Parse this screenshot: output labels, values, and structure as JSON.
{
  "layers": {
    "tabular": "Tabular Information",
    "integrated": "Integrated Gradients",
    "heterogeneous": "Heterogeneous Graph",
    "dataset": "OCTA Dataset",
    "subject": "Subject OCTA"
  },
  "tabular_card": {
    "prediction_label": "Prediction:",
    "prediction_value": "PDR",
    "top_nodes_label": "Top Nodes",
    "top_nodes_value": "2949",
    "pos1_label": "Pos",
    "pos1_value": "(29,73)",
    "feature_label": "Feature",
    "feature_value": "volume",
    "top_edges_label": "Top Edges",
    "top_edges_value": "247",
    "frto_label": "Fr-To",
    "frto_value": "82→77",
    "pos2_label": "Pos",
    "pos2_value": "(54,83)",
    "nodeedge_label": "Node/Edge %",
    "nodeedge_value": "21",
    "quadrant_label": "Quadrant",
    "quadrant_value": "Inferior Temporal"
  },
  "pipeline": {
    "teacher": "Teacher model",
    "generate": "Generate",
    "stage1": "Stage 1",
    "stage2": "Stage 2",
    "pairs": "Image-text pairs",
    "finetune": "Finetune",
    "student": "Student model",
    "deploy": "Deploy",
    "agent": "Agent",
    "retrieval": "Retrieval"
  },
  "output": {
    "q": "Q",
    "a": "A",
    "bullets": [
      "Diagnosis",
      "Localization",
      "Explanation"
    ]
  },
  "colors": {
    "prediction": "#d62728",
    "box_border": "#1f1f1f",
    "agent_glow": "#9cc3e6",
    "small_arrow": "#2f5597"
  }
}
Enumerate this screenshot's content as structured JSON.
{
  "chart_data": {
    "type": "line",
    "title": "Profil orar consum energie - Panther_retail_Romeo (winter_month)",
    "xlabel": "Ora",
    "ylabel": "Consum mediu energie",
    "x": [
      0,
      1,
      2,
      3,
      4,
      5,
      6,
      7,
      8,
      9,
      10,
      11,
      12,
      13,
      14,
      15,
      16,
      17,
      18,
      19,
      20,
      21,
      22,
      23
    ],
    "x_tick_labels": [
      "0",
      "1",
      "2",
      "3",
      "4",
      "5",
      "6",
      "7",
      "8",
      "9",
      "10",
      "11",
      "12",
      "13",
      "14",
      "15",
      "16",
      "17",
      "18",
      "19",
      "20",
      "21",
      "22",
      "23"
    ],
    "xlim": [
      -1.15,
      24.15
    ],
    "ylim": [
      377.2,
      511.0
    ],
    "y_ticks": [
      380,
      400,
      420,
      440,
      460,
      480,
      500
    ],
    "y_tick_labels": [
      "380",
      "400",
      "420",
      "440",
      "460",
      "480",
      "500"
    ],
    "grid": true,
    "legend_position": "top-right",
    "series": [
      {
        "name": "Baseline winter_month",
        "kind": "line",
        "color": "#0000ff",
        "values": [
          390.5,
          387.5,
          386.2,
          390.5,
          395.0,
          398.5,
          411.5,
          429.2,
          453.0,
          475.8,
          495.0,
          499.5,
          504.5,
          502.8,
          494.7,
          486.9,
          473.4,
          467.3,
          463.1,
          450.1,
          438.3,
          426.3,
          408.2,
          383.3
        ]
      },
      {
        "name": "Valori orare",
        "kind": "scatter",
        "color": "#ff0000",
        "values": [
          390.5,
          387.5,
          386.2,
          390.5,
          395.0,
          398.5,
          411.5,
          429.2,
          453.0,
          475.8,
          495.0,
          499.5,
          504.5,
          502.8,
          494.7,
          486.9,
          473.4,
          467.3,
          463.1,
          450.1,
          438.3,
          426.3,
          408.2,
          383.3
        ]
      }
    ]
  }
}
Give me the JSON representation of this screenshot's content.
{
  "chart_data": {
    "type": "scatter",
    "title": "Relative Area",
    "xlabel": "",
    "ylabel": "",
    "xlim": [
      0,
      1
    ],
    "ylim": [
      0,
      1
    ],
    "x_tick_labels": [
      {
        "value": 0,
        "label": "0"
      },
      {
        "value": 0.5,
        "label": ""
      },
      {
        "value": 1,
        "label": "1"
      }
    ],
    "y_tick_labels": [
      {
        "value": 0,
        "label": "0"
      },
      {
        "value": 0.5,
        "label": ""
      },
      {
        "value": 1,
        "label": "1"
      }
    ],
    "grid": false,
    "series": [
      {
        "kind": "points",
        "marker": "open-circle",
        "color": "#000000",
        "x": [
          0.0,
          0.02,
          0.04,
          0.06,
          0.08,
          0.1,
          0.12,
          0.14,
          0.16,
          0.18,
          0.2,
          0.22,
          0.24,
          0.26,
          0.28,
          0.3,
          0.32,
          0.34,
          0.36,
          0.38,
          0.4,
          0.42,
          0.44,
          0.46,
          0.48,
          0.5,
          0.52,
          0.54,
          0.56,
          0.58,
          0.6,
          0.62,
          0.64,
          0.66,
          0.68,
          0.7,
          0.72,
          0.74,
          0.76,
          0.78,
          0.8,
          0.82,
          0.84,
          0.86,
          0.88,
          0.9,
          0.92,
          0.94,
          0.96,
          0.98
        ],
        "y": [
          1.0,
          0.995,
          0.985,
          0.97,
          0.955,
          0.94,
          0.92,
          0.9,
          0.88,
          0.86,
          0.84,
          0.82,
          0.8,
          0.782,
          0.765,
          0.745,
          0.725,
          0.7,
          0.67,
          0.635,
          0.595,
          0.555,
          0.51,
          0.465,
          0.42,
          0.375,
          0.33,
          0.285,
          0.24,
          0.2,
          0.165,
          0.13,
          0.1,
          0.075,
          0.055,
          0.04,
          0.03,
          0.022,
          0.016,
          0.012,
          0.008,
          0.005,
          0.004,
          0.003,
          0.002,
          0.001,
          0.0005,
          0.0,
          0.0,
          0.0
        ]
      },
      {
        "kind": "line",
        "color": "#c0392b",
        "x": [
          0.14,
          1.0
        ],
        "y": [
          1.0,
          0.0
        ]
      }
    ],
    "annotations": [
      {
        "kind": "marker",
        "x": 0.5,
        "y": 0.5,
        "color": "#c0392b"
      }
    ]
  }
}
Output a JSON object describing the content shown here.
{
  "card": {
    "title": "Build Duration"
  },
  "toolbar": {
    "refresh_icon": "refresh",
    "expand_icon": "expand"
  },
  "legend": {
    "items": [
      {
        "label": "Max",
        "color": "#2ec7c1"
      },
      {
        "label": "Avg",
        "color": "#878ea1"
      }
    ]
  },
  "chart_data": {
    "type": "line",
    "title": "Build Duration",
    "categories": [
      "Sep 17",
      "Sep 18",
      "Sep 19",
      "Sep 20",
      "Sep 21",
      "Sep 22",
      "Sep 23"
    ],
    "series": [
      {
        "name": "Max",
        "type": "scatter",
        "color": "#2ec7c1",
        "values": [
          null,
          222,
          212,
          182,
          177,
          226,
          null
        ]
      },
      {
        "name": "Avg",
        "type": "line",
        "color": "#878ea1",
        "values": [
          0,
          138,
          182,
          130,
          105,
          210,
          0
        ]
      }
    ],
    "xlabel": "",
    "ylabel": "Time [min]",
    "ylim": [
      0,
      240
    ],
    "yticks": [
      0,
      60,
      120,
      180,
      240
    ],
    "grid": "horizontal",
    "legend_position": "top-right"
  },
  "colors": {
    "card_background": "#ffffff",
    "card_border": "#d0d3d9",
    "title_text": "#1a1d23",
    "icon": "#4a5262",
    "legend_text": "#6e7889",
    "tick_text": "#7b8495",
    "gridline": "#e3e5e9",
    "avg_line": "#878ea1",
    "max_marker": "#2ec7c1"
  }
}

[GIVEN INSTRUCTION] Retype every record above exactly as written.

[WRITTEN SOLUTION]
Parse this screenshot: output labels, values, and structure as JSON.
{
  "layers": {
    "tabular": "Tabular Information",
    "integrated": "Integrated Gradients",
    "heterogeneous": "Heterogeneous Graph",
    "dataset": "OCTA Dataset",
    "subject": "Subject OCTA"
  },
  "tabular_card": {
    "prediction_label": "Prediction:",
    "prediction_value": "PDR",
    "top_nodes_label": "Top Nodes",
    "top_nodes_value": "2949",
    "pos1_label": "Pos",
    "pos1_value": "(29,73)",
    "feature_label": "Feature",
    "feature_value": "volume",
    "top_edges_label": "Top Edges",
    "top_edges_value": "247",
    "frto_label": "Fr-To",
    "frto_value": "82→77",
    "pos2_label": "Pos",
    "pos2_value": "(54,83)",
    "nodeedge_label": "Node/Edge %",
    "nodeedge_value": "21",
    "quadrant_label": "Quadrant",
    "quadrant_value": "Inferior Temporal"
  },
  "pipeline": {
    "teacher": "Teacher model",
    "generate": "Generate",
    "stage1": "Stage 1",
    "stage2": "Stage 2",
    "pairs": "Image-text pairs",
    "finetune": "Finetune",
    "student": "Student model",
    "deploy": "Deploy",
    "agent": "Agent",
    "retrieval": "Retrieval"
  },
  "output": {
    "q": "Q",
    "a": "A",
    "bullets": [
      "Diagnosis",
      "Localization",
      "Explanation"
    ]
  },
  "colors": {
    "prediction": "#d62728",
    "box_border": "#1f1f1f",
    "agent_glow": "#9cc3e6",
    "small_arrow": "#2f5597"
  }
}
Enumerate this screenshot's content as structured JSON.
{
  "chart_data": {
    "type": "line",
    "title": "Profil orar consum energie - Panther_retail_Romeo (winter_month)",
    "xlabel": "Ora",
    "ylabel": "Consum mediu energie",
    "x": [
      0,
      1,
      2,
      3,
      4,
      5,
      6,
      7,
      8,
      9,
      10,
      11,
      12,
      13,
      14,
      15,
      16,
      17,
      18,
      19,
      20,
      21,
      22,
      23
    ],
    "x_tick_labels": [
      "0",
      "1",
      "2",
      "3",
      "4",
      "5",
      "6",
      "7",
      "8",
      "9",
      "10",
      "11",
      "12",
      "13",
      "14",
      "15",
      "16",
      "17",
      "18",
      "19",
      "20",
      "21",
      "22",
      "23"
    ],
    "xlim": [
      -1.15,
      24.15
    ],
    "ylim": [
      377.2,
      511.0
    ],
    "y_ticks": [
      380,
      400,
      420,
      440,
      460,
      480,
      500
    ],
    "y_tick_labels": [
      "380",
      "400",
      "420",
      "440",
      "460",
      "480",
      "500"
    ],
    "grid": true,
    "legend_position": "top-right",
    "series": [
      {
        "name": "Baseline winter_month",
        "kind": "line",
        "color": "#0000ff",
        "values": [
          390.5,
          387.5,
          386.2,
          390.5,
          395.0,
          398.5,
          411.5,
          429.2,
          453.0,
          475.8,
          495.0,
          499.5,
          504.5,
          502.8,
          494.7,
          486.9,
          473.4,
          467.3,
          463.1,
          450.1,
          438.3,
          426.3,
          408.2,
          383.3
        ]
      },
      {
        "name": "Valori orare",
        "kind": "scatter",
        "color": "#ff0000",
        "values": [
          390.5,
          387.5,
          386.2,
          390.5,
          395.0,
          398.5,
          411.5,
          429.2,
          453.0,
          475.8,
          495.0,
          499.5,
          504.5,
          502.8,
          494.7,
          486.9,
          473.4,
          467.3,
          463.1,
          450.1,
          438.3,
          426.3,
          408.2,
          383.3
        ]
      }
    ]
  }
}
Give me the JSON representation of this screenshot's content.
{
  "chart_data": {
    "type": "scatter",
    "title": "Relative Area",
    "xlabel": "",
    "ylabel": "",
    "xlim": [
      0,
      1
    ],
    "ylim": [
      0,
      1
    ],
    "x_tick_labels": [
      {
        "value": 0,
        "label": "0"
      },
      {
        "value": 0.5,
        "label": ""
      },
      {
        "value": 1,
        "label": "1"
      }
    ],
    "y_tick_labels": [
      {
        "value": 0,
        "label": "0"
      },
      {
        "value": 0.5,
        "label": ""
      },
      {
        "value": 1,
        "label": "1"
      }
    ],
    "grid": false,
    "series": [
      {
        "kind": "points",
        "marker": "open-circle",
        "color": "#000000",
        "x": [
          0.0,
          0.02,
          0.04,
          0.06,
          0.08,
          0.1,
          0.12,
          0.14,
          0.16,
          0.18,
          0.2,
          0.22,
          0.24,
          0.26,
          0.28,
          0.3,
          0.32,
          0.34,
          0.36,
          0.38,
          0.4,
          0.42,
          0.44,
          0.46,
          0.48,
          0.5,
          0.52,
          0.54,
          0.56,
          0.58,
          0.6,
          0.62,
          0.64,
          0.66,
          0.68,
          0.7,
          0.72,
          0.74,
          0.76,
          0.78,
          0.8,
          0.82,
          0.84,
          0.86,
          0.88,
          0.9,
          0.92,
          0.94,
          0.96,
          0.98
        ],
        "y": [
          1.0,
          0.995,
          0.985,
          0.97,
          0.955,
          0.94,
          0.92,
          0.9,
          0.88,
          0.86,
          0.84,
          0.82,
          0.8,
          0.782,
          0.765,
          0.745,
          0.725,
          0.7,
          0.67,
          0.635,
          0.595,
          0.555,
          0.51,
          0.465,
          0.42,
          0.375,
          0.33,
          0.285,
          0.24,
          0.2,
          0.165,
          0.13,
          0.1,
          0.075,
          0.055,
          0.04,
          0.03,
          0.022,
          0.016,
          0.012,
          0.008,
          0.005,
          0.004,
          0.003,
          0.002,
          0.001,
          0.0005,
          0.0,
          0.0,
          0.0
        ]
      },
      {
        "kind": "line",
        "color": "#c0392b",
        "x": [
          0.14,
          1.0
        ],
        "y": [
          1.0,
          0.0
        ]
      }
    ],
    "annotations": [
      {
        "kind": "marker",
        "x": 0.5,
        "y": 0.5,
        "color": "#c0392b"
      }
    ]
  }
}
Output a JSON object describing the content shown here.
{
  "card": {
    "title": "Build Duration"
  },
  "toolbar": {
    "refresh_icon": "refresh",
    "expand_icon": "expand"
  },
  "legend": {
    "items": [
      {
        "label": "Max",
        "color": "#2ec7c1"
      },
      {
        "label": "Avg",
        "color": "#878ea1"
      }
    ]
  },
  "chart_data": {
    "type": "line",
    "title": "Build Duration",
    "categories": [
      "Sep 17",
      "Sep 18",
      "Sep 19",
      "Sep 20",
      "Sep 21",
      "Sep 22",
      "Sep 23"
    ],
    "series": [
      {
        "name": "Max",
        "type": "scatter",
        "color": "#2ec7c1",
        "values": [
          null,
          222,
          212,
          182,
          177,
          226,
          null
        ]
      },
      {
        "name": "Avg",
        "type": "line",
        "color": "#878ea1",
        "values": [
          0,
          138,
          182,
          130,
          105,
          210,
          0
        ]
      }
    ],
    "xlabel": "",
    "ylabel": "Time [min]",
    "ylim": [
      0,
      240
    ],
    "yticks": [
      0,
      60,
      120,
      180,
      240
    ],
    "grid": "horizontal",
    "legend_position": "top-right"
  },
  "colors": {
    "card_background": "#ffffff",
    "card_border": "#d0d3d9",
    "title_text": "#1a1d23",
    "icon": "#4a5262",
    "legend_text": "#6e7889",
    "tick_text": "#7b8495",
    "gridline": "#e3e5e9",
    "avg_line": "#878ea1",
    "max_marker": "#2ec7c1"
  }
}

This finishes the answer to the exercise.